Written request:
Find the lines holding the string "Channel" in the data, then copy all of them.

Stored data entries
────────

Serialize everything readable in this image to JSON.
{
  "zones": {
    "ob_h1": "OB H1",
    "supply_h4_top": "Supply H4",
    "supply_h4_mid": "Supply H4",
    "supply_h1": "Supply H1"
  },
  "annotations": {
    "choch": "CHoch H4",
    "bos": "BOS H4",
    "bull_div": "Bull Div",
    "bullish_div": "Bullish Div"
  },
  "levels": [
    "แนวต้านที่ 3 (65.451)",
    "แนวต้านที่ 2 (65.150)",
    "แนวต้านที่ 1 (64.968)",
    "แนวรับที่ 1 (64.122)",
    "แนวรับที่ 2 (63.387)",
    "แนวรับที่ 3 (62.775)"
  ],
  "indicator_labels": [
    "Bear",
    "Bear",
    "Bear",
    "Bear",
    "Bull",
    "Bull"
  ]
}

────────

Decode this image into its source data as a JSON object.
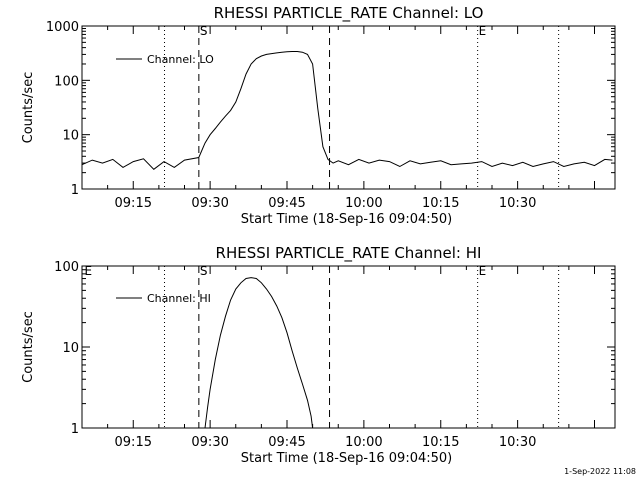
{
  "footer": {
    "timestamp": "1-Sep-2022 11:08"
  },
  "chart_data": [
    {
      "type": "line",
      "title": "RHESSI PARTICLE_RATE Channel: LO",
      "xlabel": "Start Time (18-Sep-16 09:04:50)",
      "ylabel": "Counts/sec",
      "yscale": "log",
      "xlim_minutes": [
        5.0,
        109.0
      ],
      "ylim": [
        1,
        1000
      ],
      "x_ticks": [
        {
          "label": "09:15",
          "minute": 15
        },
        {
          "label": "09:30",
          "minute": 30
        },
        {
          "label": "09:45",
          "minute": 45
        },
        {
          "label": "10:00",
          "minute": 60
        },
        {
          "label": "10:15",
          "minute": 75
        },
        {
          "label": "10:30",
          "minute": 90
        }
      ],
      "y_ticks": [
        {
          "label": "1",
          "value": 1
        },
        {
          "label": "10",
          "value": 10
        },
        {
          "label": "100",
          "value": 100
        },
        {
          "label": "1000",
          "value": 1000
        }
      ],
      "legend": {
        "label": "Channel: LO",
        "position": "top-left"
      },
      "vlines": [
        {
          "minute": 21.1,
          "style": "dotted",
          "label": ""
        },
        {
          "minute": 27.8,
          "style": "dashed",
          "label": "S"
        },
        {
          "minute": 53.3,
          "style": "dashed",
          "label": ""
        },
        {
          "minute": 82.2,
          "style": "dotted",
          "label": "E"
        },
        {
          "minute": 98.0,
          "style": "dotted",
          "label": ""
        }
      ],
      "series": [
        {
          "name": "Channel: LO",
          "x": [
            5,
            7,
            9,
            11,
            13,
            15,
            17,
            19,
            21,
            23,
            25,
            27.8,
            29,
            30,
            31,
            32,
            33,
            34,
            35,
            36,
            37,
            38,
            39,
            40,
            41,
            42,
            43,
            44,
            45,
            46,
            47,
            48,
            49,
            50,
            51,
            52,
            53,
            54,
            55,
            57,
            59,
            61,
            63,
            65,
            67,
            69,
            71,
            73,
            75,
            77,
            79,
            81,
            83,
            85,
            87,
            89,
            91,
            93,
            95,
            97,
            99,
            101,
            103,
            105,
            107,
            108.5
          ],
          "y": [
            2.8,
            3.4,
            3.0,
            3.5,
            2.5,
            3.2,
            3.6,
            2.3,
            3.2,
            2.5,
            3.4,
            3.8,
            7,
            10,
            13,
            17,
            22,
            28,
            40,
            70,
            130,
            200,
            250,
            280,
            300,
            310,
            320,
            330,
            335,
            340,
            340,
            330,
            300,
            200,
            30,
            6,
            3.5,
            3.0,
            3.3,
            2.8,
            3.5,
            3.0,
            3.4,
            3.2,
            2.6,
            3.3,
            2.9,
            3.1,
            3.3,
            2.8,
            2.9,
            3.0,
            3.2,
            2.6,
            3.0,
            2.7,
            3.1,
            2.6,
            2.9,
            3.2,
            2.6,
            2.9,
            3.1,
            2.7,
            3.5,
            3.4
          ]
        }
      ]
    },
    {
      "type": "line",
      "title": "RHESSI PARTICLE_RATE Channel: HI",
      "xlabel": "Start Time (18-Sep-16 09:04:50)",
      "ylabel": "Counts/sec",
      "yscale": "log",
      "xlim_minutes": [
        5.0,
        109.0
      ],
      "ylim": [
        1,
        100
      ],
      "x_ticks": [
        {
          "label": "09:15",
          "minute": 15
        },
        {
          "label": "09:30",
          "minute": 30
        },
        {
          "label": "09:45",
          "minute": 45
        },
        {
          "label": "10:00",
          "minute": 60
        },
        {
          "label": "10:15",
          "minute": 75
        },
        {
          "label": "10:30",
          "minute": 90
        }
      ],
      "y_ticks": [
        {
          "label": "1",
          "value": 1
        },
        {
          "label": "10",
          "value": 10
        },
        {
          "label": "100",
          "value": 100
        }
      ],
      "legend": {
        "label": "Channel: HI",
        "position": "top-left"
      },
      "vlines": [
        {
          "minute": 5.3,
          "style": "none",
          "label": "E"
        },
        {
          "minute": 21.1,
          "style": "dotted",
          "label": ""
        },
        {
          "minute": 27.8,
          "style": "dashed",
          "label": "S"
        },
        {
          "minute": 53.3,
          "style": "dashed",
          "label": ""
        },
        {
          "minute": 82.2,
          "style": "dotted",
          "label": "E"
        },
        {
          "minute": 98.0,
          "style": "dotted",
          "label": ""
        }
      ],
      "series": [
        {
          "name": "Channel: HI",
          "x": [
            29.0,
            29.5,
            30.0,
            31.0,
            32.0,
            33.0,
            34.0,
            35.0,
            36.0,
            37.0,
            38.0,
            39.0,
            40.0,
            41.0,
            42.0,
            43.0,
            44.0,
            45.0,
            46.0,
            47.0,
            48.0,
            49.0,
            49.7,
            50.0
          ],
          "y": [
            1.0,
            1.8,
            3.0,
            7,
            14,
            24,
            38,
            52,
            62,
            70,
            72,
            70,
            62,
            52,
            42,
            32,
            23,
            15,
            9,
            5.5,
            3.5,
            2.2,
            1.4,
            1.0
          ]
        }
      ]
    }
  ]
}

────────

Full response:
      "title": "RHESSI PARTICLE_RATE Channel: LO",
        "label": "Channel: LO",
          "name": "Channel: LO",
      "title": "RHESSI PARTICLE_RATE Channel: HI",
        "label": "Channel: HI",
          "name": "Channel: HI",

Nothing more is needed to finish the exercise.